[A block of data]
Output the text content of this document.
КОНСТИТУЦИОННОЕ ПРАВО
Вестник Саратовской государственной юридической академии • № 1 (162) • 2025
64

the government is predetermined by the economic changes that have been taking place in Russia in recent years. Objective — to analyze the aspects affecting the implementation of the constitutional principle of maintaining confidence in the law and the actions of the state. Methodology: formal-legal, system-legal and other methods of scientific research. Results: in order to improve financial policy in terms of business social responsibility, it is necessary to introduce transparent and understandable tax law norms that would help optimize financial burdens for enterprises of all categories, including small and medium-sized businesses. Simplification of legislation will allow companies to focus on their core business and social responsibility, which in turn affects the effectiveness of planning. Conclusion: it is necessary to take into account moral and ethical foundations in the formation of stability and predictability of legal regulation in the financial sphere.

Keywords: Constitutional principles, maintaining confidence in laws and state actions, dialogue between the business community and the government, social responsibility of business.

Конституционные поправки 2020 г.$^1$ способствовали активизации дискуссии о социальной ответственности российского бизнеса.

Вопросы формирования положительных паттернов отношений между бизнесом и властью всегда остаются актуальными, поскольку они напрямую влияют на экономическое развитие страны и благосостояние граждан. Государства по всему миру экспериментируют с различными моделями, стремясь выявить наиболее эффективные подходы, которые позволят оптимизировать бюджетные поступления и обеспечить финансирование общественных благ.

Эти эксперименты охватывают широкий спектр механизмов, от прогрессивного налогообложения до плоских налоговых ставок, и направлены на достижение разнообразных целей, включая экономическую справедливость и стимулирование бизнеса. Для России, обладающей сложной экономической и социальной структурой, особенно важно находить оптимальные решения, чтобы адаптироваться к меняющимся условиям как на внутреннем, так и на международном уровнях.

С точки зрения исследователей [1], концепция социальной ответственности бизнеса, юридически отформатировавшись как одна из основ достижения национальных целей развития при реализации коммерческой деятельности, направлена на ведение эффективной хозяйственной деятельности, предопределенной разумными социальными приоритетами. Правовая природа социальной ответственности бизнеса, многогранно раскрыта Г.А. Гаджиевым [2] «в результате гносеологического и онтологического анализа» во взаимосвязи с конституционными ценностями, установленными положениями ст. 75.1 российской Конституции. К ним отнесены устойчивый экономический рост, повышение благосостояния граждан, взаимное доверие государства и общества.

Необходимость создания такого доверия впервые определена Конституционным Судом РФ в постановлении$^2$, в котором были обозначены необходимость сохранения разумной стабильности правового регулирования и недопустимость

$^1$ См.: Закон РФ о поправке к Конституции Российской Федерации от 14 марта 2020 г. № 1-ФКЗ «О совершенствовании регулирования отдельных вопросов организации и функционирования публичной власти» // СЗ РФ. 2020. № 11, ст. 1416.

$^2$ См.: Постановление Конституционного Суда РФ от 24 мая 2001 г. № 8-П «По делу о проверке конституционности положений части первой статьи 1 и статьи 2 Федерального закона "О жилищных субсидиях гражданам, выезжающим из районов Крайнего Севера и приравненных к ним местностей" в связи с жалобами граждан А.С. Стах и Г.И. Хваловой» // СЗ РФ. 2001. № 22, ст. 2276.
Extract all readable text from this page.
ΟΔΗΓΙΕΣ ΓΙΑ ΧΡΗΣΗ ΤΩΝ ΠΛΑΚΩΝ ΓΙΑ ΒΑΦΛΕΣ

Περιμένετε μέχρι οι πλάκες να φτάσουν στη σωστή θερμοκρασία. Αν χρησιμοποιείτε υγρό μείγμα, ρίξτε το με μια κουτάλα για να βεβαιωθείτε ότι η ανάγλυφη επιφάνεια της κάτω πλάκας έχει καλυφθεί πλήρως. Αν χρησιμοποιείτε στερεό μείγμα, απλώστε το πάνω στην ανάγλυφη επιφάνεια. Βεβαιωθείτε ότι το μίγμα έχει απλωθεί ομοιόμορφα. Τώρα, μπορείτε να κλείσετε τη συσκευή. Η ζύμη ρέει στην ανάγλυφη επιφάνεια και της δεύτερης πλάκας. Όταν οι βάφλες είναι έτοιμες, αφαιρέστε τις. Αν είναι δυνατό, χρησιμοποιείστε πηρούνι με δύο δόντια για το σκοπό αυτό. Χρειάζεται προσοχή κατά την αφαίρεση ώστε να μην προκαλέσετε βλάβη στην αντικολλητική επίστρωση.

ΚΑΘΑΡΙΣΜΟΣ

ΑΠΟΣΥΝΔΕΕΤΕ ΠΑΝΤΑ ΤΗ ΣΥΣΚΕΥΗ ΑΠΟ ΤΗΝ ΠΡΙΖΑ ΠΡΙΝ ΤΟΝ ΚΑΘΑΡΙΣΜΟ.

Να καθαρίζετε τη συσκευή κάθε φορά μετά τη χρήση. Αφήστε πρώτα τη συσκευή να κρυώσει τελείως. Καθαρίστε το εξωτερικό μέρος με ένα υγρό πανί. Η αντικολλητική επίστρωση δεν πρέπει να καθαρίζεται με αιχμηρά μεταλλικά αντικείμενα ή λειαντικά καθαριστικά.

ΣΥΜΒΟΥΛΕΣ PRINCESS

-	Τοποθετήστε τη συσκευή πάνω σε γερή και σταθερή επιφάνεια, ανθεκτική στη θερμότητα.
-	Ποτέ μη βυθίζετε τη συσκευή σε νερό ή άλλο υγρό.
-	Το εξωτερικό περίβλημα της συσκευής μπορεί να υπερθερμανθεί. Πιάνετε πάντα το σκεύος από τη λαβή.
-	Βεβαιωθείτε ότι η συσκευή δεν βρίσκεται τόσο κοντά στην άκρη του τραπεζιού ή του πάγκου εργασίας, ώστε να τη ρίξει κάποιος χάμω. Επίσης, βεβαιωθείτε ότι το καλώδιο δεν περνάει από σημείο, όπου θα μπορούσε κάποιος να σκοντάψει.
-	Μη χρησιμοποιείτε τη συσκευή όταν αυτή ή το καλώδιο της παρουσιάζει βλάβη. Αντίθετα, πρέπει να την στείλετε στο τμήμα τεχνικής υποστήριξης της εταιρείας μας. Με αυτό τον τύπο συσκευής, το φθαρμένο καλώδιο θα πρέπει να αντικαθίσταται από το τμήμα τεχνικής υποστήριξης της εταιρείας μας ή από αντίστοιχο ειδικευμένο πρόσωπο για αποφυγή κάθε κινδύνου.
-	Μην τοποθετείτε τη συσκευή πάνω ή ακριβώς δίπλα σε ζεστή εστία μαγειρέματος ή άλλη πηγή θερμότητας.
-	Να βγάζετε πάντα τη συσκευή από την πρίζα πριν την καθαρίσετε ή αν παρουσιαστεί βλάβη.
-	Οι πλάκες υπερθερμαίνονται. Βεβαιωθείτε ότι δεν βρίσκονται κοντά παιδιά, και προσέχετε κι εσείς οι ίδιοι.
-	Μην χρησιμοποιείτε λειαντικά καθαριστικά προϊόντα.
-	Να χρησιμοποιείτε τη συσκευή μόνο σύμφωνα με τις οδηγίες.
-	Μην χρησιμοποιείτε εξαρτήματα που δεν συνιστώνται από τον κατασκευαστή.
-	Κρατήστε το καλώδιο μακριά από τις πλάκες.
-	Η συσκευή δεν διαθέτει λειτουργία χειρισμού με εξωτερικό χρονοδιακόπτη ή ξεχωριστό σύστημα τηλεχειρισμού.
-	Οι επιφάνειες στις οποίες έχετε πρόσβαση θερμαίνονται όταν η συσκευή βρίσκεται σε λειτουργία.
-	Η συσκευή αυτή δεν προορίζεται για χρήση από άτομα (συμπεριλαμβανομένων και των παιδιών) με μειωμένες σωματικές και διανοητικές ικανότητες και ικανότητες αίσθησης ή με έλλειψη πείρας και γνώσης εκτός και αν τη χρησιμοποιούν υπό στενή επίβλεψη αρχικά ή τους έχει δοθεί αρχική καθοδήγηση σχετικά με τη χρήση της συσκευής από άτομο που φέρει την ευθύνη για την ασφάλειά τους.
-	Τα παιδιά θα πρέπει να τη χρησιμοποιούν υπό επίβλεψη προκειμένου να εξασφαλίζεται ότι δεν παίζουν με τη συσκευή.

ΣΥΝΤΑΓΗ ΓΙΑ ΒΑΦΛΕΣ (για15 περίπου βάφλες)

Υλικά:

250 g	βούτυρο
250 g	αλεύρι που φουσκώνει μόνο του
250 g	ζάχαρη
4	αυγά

> Written task
In the records above, how many lines contain the word "χρήση"? Give the number alone.

> Task result
2